**WHAT YOU WILL DO**: Scan the data for "Words" and copy the lines it appears in.

**PROVIDED ENTRIES**:
═══

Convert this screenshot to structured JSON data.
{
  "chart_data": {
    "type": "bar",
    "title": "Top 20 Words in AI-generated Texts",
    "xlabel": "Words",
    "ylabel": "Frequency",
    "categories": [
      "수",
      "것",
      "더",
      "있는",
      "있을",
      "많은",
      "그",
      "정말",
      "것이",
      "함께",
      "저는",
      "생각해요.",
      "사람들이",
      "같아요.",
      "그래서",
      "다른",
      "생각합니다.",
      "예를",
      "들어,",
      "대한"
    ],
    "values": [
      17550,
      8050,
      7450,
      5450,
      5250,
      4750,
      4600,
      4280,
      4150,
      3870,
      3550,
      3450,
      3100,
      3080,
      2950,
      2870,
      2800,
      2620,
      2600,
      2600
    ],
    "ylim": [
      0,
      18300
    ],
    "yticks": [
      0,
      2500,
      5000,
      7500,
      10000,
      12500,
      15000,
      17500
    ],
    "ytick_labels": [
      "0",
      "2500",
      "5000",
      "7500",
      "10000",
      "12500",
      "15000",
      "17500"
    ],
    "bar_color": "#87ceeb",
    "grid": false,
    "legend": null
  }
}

═══

**OUTPUT BELOW**:
    "title": "Top 20 Words in AI-generated Texts",
    "xlabel": "Words",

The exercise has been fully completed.